- _What you will do_
Restate the entries below word for word, omitting nothing.

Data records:
▼▼▼
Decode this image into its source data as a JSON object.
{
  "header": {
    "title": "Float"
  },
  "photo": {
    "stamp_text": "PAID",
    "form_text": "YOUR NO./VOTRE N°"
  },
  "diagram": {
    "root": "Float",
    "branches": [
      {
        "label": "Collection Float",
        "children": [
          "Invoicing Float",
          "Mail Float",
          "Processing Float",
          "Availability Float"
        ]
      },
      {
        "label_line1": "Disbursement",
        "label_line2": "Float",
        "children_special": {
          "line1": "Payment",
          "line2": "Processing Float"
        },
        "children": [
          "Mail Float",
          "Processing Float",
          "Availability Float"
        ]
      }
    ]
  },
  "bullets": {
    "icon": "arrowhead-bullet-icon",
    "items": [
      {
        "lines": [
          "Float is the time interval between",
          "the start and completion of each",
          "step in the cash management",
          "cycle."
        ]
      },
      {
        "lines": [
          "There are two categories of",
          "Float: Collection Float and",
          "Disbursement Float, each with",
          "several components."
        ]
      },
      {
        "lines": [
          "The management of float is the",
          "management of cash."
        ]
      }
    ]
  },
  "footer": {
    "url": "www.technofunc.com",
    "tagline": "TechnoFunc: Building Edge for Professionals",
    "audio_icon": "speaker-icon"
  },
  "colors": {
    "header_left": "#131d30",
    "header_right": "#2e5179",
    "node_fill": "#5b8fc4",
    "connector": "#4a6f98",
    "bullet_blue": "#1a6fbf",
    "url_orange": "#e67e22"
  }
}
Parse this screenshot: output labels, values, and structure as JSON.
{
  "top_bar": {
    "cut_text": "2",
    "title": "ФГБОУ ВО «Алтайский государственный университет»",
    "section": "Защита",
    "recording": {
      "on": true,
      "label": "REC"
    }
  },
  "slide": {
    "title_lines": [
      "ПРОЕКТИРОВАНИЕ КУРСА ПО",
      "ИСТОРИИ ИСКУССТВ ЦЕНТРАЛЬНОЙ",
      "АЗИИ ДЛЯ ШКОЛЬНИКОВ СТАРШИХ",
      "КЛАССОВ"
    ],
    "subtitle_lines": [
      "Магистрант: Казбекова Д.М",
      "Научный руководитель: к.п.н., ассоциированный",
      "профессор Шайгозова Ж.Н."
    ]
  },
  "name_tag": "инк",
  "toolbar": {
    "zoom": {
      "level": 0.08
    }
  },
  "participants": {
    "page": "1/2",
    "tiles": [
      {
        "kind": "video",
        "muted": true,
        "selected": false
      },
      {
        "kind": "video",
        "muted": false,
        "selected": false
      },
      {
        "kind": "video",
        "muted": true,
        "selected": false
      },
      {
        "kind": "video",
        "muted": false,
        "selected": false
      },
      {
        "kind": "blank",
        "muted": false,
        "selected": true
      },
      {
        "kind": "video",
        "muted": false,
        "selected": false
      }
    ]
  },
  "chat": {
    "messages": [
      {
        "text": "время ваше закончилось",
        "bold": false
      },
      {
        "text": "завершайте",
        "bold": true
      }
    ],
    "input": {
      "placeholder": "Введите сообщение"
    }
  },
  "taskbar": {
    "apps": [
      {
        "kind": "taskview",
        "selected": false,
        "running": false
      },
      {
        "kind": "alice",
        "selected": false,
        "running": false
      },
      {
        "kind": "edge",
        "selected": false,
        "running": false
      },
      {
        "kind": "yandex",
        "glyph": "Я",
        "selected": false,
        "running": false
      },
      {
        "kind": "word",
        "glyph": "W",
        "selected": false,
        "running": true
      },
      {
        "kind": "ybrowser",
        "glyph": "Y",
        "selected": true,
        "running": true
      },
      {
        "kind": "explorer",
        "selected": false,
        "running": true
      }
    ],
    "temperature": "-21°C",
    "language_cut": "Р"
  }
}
▲▲▲
- _Written solution_
Decode this image into its source data as a JSON object.
{
  "header": {
    "title": "Float"
  },
  "photo": {
    "stamp_text": "PAID",
    "form_text": "YOUR NO./VOTRE N°"
  },
  "diagram": {
    "root": "Float",
    "branches": [
      {
        "label": "Collection Float",
        "children": [
          "Invoicing Float",
          "Mail Float",
          "Processing Float",
          "Availability Float"
        ]
      },
      {
        "label_line1": "Disbursement",
        "label_line2": "Float",
        "children_special": {
          "line1": "Payment",
          "line2": "Processing Float"
        },
        "children": [
          "Mail Float",
          "Processing Float",
          "Availability Float"
        ]
      }
    ]
  },
  "bullets": {
    "icon": "arrowhead-bullet-icon",
    "items": [
      {
        "lines": [
          "Float is the time interval between",
          "the start and completion of each",
          "step in the cash management",
          "cycle."
        ]
      },
      {
        "lines": [
          "There are two categories of",
          "Float: Collection Float and",
          "Disbursement Float, each with",
          "several components."
        ]
      },
      {
        "lines": [
          "The management of float is the",
          "management of cash."
        ]
      }
    ]
  },
  "footer": {
    "url": "www.technofunc.com",
    "tagline": "TechnoFunc: Building Edge for Professionals",
    "audio_icon": "speaker-icon"
  },
  "colors": {
    "header_left": "#131d30",
    "header_right": "#2e5179",
    "node_fill": "#5b8fc4",
    "connector": "#4a6f98",
    "bullet_blue": "#1a6fbf",
    "url_orange": "#e67e22"
  }
}
Parse this screenshot: output labels, values, and structure as JSON.
{
  "top_bar": {
    "cut_text": "2",
    "title": "ФГБОУ ВО «Алтайский государственный университет»",
    "section": "Защита",
    "recording": {
      "on": true,
      "label": "REC"
    }
  },
  "slide": {
    "title_lines": [
      "ПРОЕКТИРОВАНИЕ КУРСА ПО",
      "ИСТОРИИ ИСКУССТВ ЦЕНТРАЛЬНОЙ",
      "АЗИИ ДЛЯ ШКОЛЬНИКОВ СТАРШИХ",
      "КЛАССОВ"
    ],
    "subtitle_lines": [
      "Магистрант: Казбекова Д.М",
      "Научный руководитель: к.п.н., ассоциированный",
      "профессор Шайгозова Ж.Н."
    ]
  },
  "name_tag": "инк",
  "toolbar": {
    "zoom": {
      "level": 0.08
    }
  },
  "participants": {
    "page": "1/2",
    "tiles": [
      {
        "kind": "video",
        "muted": true,
        "selected": false
      },
      {
        "kind": "video",
        "muted": false,
        "selected": false
      },
      {
        "kind": "video",
        "muted": true,
        "selected": false
      },
      {
        "kind": "video",
        "muted": false,
        "selected": false
      },
      {
        "kind": "blank",
        "muted": false,
        "selected": true
      },
      {
        "kind": "video",
        "muted": false,
        "selected": false
      }
    ]
  },
  "chat": {
    "messages": [
      {
        "text": "время ваше закончилось",
        "bold": false
      },
      {
        "text": "завершайте",
        "bold": true
      }
    ],
    "input": {
      "placeholder": "Введите сообщение"
    }
  },
  "taskbar": {
    "apps": [
      {
        "kind": "taskview",
        "selected": false,
        "running": false
      },
      {
        "kind": "alice",
        "selected": false,
        "running": false
      },
      {
        "kind": "edge",
        "selected": false,
        "running": false
      },
      {
        "kind": "yandex",
        "glyph": "Я",
        "selected": false,
        "running": false
      },
      {
        "kind": "word",
        "glyph": "W",
        "selected": false,
        "running": true
      },
      {
        "kind": "ybrowser",
        "glyph": "Y",
        "selected": true,
        "running": true
      },
      {
        "kind": "explorer",
        "selected": false,
        "running": true
      }
    ],
    "temperature": "-21°C",
    "language_cut": "Р"
  }
}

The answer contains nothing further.